## STORED ROWS
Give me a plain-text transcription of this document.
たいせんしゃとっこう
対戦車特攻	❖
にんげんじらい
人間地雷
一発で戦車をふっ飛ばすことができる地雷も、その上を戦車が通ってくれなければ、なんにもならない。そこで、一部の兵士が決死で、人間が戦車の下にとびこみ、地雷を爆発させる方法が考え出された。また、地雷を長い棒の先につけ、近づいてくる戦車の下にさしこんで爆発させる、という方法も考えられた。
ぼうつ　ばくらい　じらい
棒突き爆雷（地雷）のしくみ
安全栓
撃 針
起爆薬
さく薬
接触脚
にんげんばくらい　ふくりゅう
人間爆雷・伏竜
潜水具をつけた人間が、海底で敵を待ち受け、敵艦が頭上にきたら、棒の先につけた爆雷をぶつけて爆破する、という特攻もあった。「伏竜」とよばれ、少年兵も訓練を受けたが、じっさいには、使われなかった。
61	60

---

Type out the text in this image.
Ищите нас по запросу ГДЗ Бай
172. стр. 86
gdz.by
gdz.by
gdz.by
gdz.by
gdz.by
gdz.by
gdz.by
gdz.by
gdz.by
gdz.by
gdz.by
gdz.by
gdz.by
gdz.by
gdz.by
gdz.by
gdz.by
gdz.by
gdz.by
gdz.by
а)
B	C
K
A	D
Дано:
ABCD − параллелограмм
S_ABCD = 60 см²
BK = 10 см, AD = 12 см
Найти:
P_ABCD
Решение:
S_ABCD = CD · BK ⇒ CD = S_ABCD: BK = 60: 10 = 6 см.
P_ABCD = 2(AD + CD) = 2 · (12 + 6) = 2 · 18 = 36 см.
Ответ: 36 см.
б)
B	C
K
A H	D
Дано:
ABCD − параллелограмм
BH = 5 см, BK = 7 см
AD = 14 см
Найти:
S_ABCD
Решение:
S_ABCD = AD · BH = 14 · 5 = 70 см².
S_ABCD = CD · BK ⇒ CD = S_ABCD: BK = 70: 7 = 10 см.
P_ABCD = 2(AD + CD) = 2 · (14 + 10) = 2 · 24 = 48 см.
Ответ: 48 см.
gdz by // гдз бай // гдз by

* * *

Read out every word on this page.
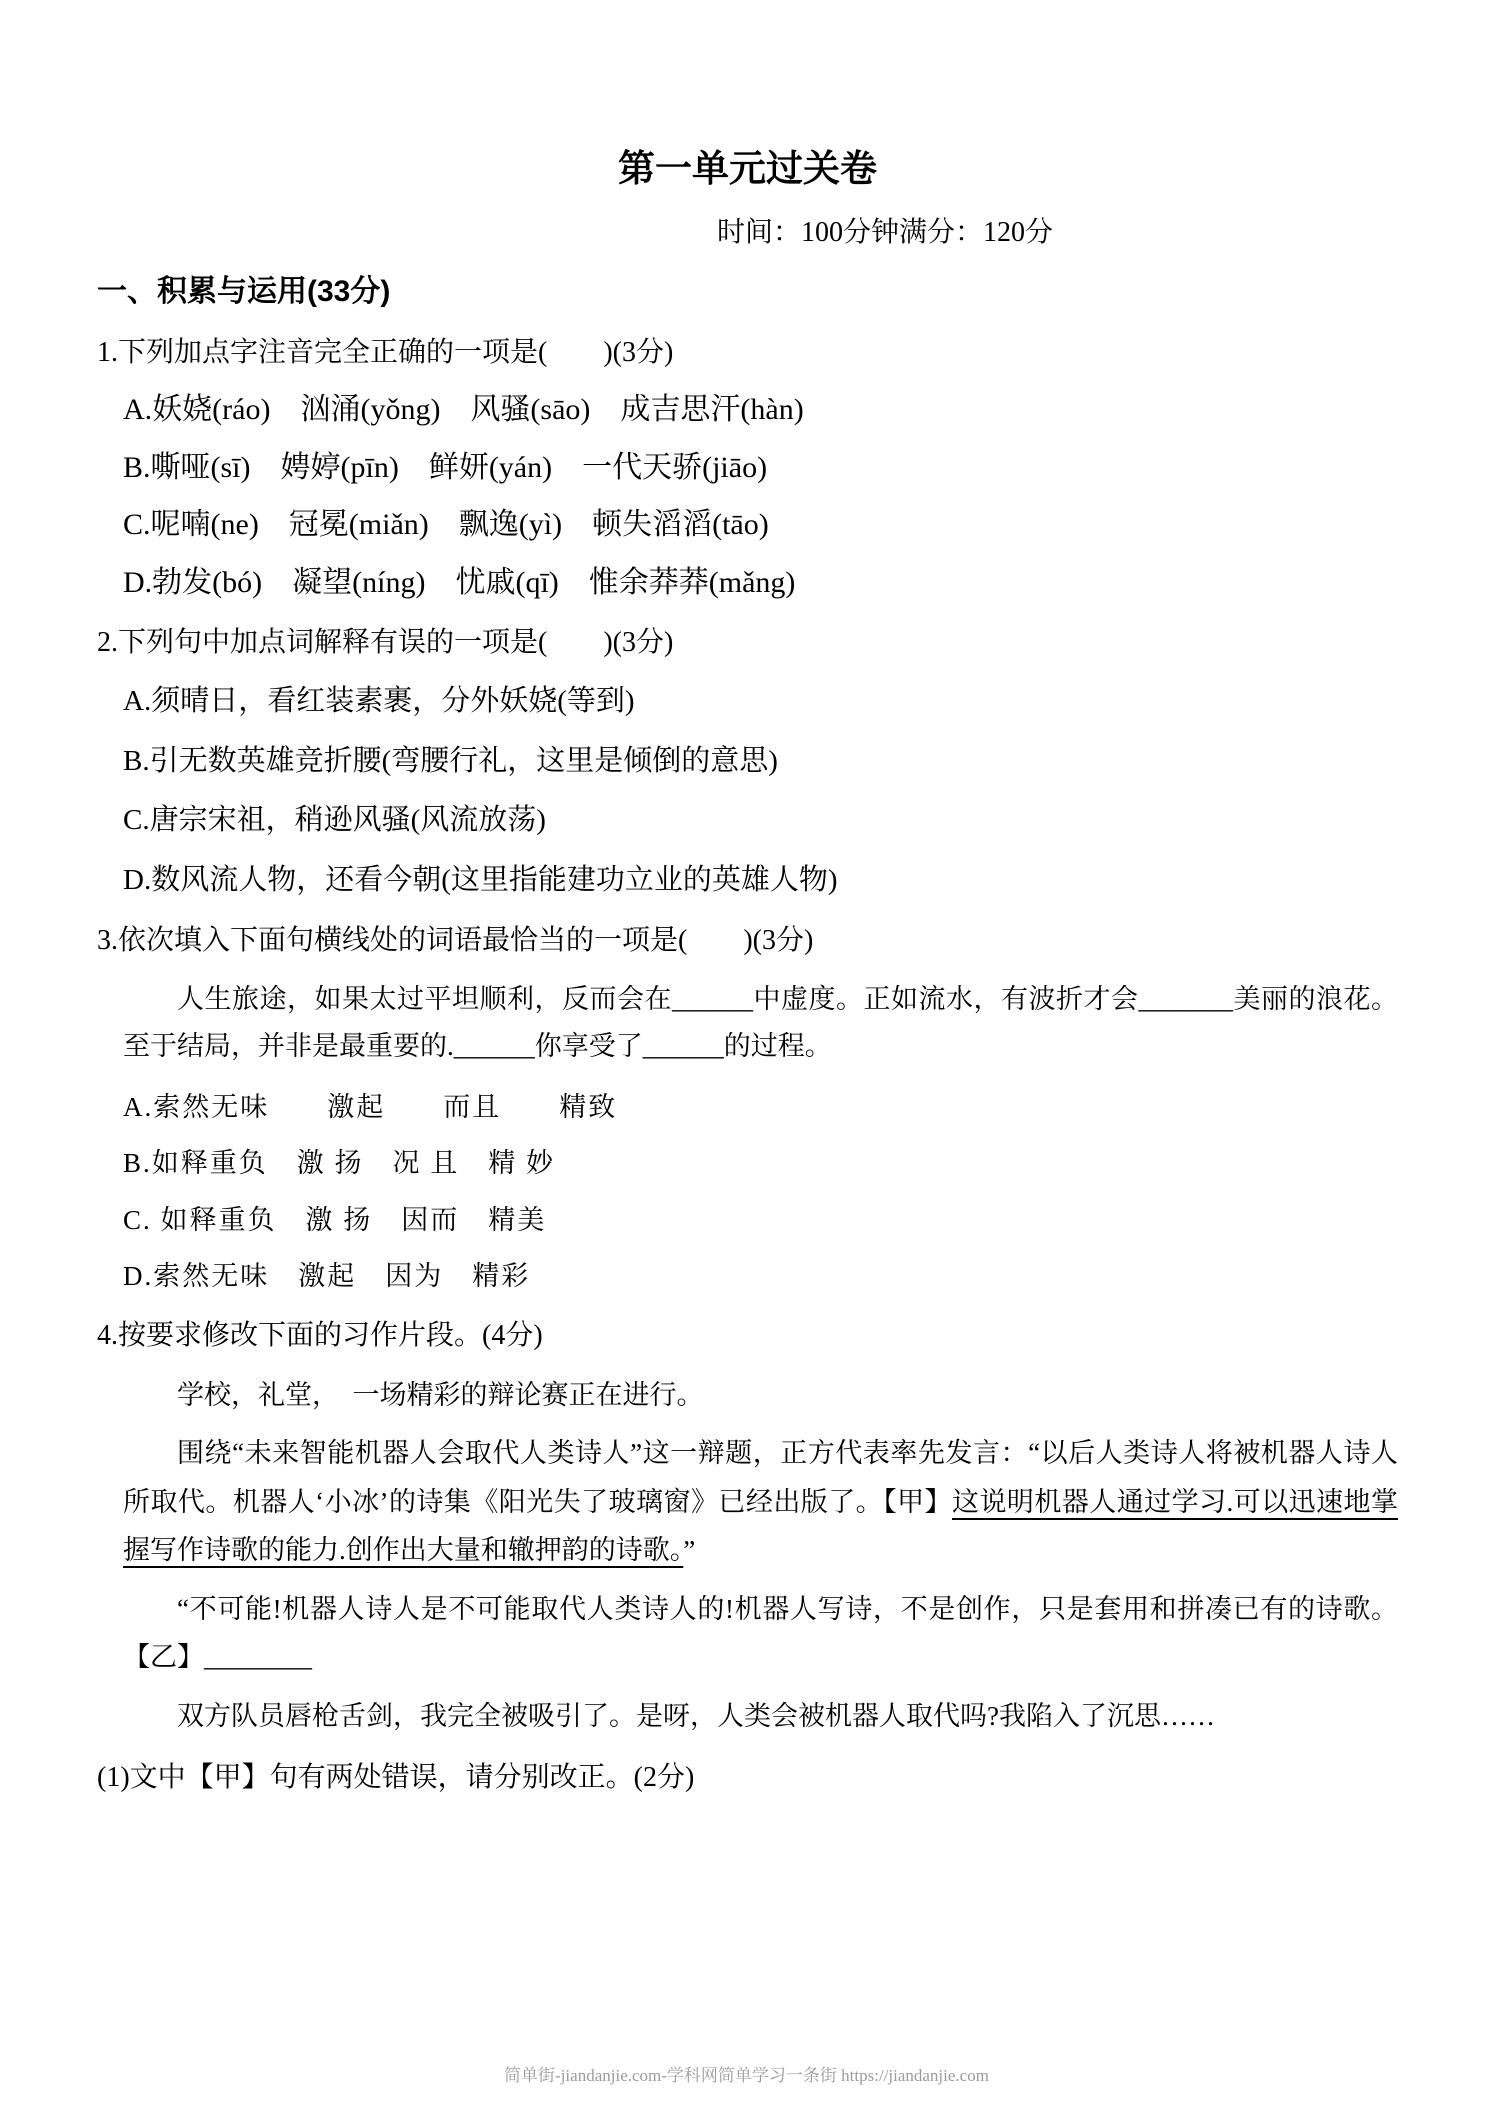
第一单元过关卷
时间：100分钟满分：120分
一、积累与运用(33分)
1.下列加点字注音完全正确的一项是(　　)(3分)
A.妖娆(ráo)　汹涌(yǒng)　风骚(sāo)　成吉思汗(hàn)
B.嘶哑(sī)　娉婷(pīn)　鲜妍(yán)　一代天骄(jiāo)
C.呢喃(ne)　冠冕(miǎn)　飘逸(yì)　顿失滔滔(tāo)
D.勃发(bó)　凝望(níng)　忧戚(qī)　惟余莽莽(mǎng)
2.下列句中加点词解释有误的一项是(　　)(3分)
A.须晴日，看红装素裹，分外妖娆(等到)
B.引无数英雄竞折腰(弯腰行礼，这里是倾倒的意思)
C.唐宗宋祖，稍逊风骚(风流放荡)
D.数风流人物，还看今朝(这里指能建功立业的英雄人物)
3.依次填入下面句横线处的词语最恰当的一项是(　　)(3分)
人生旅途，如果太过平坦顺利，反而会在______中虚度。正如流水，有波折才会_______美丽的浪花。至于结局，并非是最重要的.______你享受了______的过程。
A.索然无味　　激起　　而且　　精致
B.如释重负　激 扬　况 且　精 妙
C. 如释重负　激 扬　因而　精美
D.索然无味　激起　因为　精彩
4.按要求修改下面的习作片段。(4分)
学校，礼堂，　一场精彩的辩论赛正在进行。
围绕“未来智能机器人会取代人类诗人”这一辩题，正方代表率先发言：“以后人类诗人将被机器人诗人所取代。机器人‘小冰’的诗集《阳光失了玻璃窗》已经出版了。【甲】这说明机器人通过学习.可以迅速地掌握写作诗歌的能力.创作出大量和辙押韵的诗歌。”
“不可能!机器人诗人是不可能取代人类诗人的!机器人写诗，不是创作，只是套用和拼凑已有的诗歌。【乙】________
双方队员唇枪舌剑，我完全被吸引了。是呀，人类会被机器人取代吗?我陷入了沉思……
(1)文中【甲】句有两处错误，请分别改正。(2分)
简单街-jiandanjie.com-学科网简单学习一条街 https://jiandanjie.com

## TASK INSTRUCTIONS
Copy and report every line where the word "this" is present.

## WRITTEN SOLUTION
Give me a plain-text transcription of this document.
Type out the text in this image.
Read out every word on this page.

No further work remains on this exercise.